◆ Exercise task
Exact repetition of every entry is required.

◆ Exercise materials
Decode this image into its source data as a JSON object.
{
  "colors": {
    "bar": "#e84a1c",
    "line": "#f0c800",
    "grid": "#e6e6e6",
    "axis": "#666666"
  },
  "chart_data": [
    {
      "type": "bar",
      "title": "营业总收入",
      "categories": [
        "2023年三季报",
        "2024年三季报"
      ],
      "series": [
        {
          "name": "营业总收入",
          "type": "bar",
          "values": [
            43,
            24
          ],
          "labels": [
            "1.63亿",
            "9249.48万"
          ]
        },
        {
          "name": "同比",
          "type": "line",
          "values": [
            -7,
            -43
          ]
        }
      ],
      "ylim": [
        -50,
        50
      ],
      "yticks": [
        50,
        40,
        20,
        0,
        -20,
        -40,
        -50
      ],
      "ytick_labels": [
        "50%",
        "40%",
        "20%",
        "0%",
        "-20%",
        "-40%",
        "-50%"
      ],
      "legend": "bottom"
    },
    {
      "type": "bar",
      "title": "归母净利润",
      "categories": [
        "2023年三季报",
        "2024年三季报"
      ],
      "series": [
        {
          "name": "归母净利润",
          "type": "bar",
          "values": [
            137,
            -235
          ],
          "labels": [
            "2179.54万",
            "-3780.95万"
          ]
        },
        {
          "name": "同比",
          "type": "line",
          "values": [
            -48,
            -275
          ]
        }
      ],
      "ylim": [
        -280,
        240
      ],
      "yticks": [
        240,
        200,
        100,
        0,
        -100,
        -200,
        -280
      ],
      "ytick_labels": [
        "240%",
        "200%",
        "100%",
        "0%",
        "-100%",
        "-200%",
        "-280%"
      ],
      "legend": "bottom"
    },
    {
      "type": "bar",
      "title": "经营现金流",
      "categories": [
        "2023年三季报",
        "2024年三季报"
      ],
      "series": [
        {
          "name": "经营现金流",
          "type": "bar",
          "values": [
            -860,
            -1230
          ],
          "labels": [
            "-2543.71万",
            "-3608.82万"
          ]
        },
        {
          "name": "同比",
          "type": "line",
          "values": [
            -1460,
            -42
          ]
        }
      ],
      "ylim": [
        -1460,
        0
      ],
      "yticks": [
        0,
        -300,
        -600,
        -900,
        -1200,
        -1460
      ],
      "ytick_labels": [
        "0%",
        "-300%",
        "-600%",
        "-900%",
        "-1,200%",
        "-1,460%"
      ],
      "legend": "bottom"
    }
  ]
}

◆ Correct output
Decode this image into its source data as a JSON object.
{
  "colors": {
    "bar": "#e84a1c",
    "line": "#f0c800",
    "grid": "#e6e6e6",
    "axis": "#666666"
  },
  "chart_data": [
    {
      "type": "bar",
      "title": "营业总收入",
      "categories": [
        "2023年三季报",
        "2024年三季报"
      ],
      "series": [
        {
          "name": "营业总收入",
          "type": "bar",
          "values": [
            43,
            24
          ],
          "labels": [
            "1.63亿",
            "9249.48万"
          ]
        },
        {
          "name": "同比",
          "type": "line",
          "values": [
            -7,
            -43
          ]
        }
      ],
      "ylim": [
        -50,
        50
      ],
      "yticks": [
        50,
        40,
        20,
        0,
        -20,
        -40,
        -50
      ],
      "ytick_labels": [
        "50%",
        "40%",
        "20%",
        "0%",
        "-20%",
        "-40%",
        "-50%"
      ],
      "legend": "bottom"
    },
    {
      "type": "bar",
      "title": "归母净利润",
      "categories": [
        "2023年三季报",
        "2024年三季报"
      ],
      "series": [
        {
          "name": "归母净利润",
          "type": "bar",
          "values": [
            137,
            -235
          ],
          "labels": [
            "2179.54万",
            "-3780.95万"
          ]
        },
        {
          "name": "同比",
          "type": "line",
          "values": [
            -48,
            -275
          ]
        }
      ],
      "ylim": [
        -280,
        240
      ],
      "yticks": [
        240,
        200,
        100,
        0,
        -100,
        -200,
        -280
      ],
      "ytick_labels": [
        "240%",
        "200%",
        "100%",
        "0%",
        "-100%",
        "-200%",
        "-280%"
      ],
      "legend": "bottom"
    },
    {
      "type": "bar",
      "title": "经营现金流",
      "categories": [
        "2023年三季报",
        "2024年三季报"
      ],
      "series": [
        {
          "name": "经营现金流",
          "type": "bar",
          "values": [
            -860,
            -1230
          ],
          "labels": [
            "-2543.71万",
            "-3608.82万"
          ]
        },
        {
          "name": "同比",
          "type": "line",
          "values": [
            -1460,
            -42
          ]
        }
      ],
      "ylim": [
        -1460,
        0
      ],
      "yticks": [
        0,
        -300,
        -600,
        -900,
        -1200,
        -1460
      ],
      "ytick_labels": [
        "0%",
        "-300%",
        "-600%",
        "-900%",
        "-1,200%",
        "-1,460%"
      ],
      "legend": "bottom"
    }
  ]
}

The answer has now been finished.